§ TASK DIRECTIONS
Copy the data below exactly.

===== DATASET RECORDS

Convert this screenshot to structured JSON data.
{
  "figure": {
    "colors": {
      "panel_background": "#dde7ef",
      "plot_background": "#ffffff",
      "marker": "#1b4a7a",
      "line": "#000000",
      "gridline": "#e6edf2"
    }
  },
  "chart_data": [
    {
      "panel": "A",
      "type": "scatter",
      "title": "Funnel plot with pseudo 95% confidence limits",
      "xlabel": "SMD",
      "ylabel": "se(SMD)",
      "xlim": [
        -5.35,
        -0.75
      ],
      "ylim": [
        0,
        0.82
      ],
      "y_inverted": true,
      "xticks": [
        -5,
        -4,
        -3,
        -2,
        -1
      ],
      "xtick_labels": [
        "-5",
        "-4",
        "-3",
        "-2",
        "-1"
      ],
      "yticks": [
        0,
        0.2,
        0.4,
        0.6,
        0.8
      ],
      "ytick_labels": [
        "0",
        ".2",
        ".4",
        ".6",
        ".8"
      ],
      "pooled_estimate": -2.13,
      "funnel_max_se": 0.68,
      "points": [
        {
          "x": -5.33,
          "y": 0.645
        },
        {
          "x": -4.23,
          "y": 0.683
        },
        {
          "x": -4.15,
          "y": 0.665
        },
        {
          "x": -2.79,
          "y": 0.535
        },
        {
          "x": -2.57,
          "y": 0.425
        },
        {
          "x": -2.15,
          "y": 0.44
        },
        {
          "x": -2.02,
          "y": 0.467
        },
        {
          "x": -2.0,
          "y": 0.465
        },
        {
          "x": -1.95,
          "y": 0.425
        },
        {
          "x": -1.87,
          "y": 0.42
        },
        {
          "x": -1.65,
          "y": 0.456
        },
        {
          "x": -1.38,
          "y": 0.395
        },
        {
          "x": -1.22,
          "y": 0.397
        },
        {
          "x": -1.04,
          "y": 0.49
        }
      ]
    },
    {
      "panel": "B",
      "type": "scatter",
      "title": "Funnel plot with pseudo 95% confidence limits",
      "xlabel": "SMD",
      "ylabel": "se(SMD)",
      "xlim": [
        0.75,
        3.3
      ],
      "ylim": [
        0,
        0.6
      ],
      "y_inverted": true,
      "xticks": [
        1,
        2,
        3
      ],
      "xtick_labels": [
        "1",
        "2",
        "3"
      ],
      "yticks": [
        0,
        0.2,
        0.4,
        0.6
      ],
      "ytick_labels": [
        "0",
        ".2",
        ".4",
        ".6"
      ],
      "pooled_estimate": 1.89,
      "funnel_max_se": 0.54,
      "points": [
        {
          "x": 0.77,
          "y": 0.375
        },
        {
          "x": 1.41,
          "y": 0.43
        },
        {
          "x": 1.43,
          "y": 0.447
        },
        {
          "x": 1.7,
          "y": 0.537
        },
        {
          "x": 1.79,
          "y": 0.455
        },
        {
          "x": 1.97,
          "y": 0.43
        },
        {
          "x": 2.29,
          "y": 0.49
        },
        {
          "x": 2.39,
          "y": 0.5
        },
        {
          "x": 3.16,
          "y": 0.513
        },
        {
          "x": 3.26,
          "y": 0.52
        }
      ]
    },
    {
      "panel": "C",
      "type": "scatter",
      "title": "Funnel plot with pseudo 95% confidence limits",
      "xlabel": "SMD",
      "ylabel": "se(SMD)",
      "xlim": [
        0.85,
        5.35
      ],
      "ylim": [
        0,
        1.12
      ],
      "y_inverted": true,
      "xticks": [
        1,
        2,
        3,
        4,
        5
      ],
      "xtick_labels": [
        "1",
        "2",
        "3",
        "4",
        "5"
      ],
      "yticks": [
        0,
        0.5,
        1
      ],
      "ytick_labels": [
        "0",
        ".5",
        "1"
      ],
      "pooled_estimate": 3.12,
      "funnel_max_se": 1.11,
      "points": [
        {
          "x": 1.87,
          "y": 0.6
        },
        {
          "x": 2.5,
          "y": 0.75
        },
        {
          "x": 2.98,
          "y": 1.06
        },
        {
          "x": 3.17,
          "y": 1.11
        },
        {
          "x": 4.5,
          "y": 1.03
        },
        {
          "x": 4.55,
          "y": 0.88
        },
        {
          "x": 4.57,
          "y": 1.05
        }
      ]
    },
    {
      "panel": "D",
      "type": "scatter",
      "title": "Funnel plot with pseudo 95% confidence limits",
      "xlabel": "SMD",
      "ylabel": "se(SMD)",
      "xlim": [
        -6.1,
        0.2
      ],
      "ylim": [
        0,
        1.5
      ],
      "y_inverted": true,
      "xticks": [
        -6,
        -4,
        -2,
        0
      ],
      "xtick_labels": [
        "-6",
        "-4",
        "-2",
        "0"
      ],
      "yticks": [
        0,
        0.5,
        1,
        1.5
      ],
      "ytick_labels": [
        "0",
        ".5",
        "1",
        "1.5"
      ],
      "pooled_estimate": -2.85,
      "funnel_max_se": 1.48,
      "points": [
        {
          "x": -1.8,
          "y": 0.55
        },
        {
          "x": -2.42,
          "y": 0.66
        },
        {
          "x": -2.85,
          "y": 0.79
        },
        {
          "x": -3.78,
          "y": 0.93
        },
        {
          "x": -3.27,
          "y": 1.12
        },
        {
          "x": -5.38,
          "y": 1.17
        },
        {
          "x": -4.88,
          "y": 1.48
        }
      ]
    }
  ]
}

==========

§ ANSWER TO THE EXERCISE
Convert this screenshot to structured JSON data.
{
  "figure": {
    "colors": {
      "panel_background": "#dde7ef",
      "plot_background": "#ffffff",
      "marker": "#1b4a7a",
      "line": "#000000",
      "gridline": "#e6edf2"
    }
  },
  "chart_data": [
    {
      "panel": "A",
      "type": "scatter",
      "title": "Funnel plot with pseudo 95% confidence limits",
      "xlabel": "SMD",
      "ylabel": "se(SMD)",
      "xlim": [
        -5.35,
        -0.75
      ],
      "ylim": [
        0,
        0.82
      ],
      "y_inverted": true,
      "xticks": [
        -5,
        -4,
        -3,
        -2,
        -1
      ],
      "xtick_labels": [
        "-5",
        "-4",
        "-3",
        "-2",
        "-1"
      ],
      "yticks": [
        0,
        0.2,
        0.4,
        0.6,
        0.8
      ],
      "ytick_labels": [
        "0",
        ".2",
        ".4",
        ".6",
        ".8"
      ],
      "pooled_estimate": -2.13,
      "funnel_max_se": 0.68,
      "points": [
        {
          "x": -5.33,
          "y": 0.645
        },
        {
          "x": -4.23,
          "y": 0.683
        },
        {
          "x": -4.15,
          "y": 0.665
        },
        {
          "x": -2.79,
          "y": 0.535
        },
        {
          "x": -2.57,
          "y": 0.425
        },
        {
          "x": -2.15,
          "y": 0.44
        },
        {
          "x": -2.02,
          "y": 0.467
        },
        {
          "x": -2.0,
          "y": 0.465
        },
        {
          "x": -1.95,
          "y": 0.425
        },
        {
          "x": -1.87,
          "y": 0.42
        },
        {
          "x": -1.65,
          "y": 0.456
        },
        {
          "x": -1.38,
          "y": 0.395
        },
        {
          "x": -1.22,
          "y": 0.397
        },
        {
          "x": -1.04,
          "y": 0.49
        }
      ]
    },
    {
      "panel": "B",
      "type": "scatter",
      "title": "Funnel plot with pseudo 95% confidence limits",
      "xlabel": "SMD",
      "ylabel": "se(SMD)",
      "xlim": [
        0.75,
        3.3
      ],
      "ylim": [
        0,
        0.6
      ],
      "y_inverted": true,
      "xticks": [
        1,
        2,
        3
      ],
      "xtick_labels": [
        "1",
        "2",
        "3"
      ],
      "yticks": [
        0,
        0.2,
        0.4,
        0.6
      ],
      "ytick_labels": [
        "0",
        ".2",
        ".4",
        ".6"
      ],
      "pooled_estimate": 1.89,
      "funnel_max_se": 0.54,
      "points": [
        {
          "x": 0.77,
          "y": 0.375
        },
        {
          "x": 1.41,
          "y": 0.43
        },
        {
          "x": 1.43,
          "y": 0.447
        },
        {
          "x": 1.7,
          "y": 0.537
        },
        {
          "x": 1.79,
          "y": 0.455
        },
        {
          "x": 1.97,
          "y": 0.43
        },
        {
          "x": 2.29,
          "y": 0.49
        },
        {
          "x": 2.39,
          "y": 0.5
        },
        {
          "x": 3.16,
          "y": 0.513
        },
        {
          "x": 3.26,
          "y": 0.52
        }
      ]
    },
    {
      "panel": "C",
      "type": "scatter",
      "title": "Funnel plot with pseudo 95% confidence limits",
      "xlabel": "SMD",
      "ylabel": "se(SMD)",
      "xlim": [
        0.85,
        5.35
      ],
      "ylim": [
        0,
        1.12
      ],
      "y_inverted": true,
      "xticks": [
        1,
        2,
        3,
        4,
        5
      ],
      "xtick_labels": [
        "1",
        "2",
        "3",
        "4",
        "5"
      ],
      "yticks": [
        0,
        0.5,
        1
      ],
      "ytick_labels": [
        "0",
        ".5",
        "1"
      ],
      "pooled_estimate": 3.12,
      "funnel_max_se": 1.11,
      "points": [
        {
          "x": 1.87,
          "y": 0.6
        },
        {
          "x": 2.5,
          "y": 0.75
        },
        {
          "x": 2.98,
          "y": 1.06
        },
        {
          "x": 3.17,
          "y": 1.11
        },
        {
          "x": 4.5,
          "y": 1.03
        },
        {
          "x": 4.55,
          "y": 0.88
        },
        {
          "x": 4.57,
          "y": 1.05
        }
      ]
    },
    {
      "panel": "D",
      "type": "scatter",
      "title": "Funnel plot with pseudo 95% confidence limits",
      "xlabel": "SMD",
      "ylabel": "se(SMD)",
      "xlim": [
        -6.1,
        0.2
      ],
      "ylim": [
        0,
        1.5
      ],
      "y_inverted": true,
      "xticks": [
        -6,
        -4,
        -2,
        0
      ],
      "xtick_labels": [
        "-6",
        "-4",
        "-2",
        "0"
      ],
      "yticks": [
        0,
        0.5,
        1,
        1.5
      ],
      "ytick_labels": [
        "0",
        ".5",
        "1",
        "1.5"
      ],
      "pooled_estimate": -2.85,
      "funnel_max_se": 1.48,
      "points": [
        {
          "x": -1.8,
          "y": 0.55
        },
        {
          "x": -2.42,
          "y": 0.66
        },
        {
          "x": -2.85,
          "y": 0.79
        },
        {
          "x": -3.78,
          "y": 0.93
        },
        {
          "x": -3.27,
          "y": 1.12
        },
        {
          "x": -5.38,
          "y": 1.17
        },
        {
          "x": -4.88,
          "y": 1.48
        }
      ]
    }
  ]
}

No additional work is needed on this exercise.